» WHAT THE TASK REQUIRES: Look through the data below and count each line where the word "Comprimento" appears. Reply with the count alone.
#####
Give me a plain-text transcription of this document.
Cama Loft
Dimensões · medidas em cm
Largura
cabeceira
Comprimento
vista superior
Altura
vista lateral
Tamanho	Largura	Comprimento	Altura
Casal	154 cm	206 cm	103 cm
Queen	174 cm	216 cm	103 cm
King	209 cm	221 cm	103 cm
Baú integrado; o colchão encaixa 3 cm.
#####
» RESPONSE TO THIS EXERCISE: 2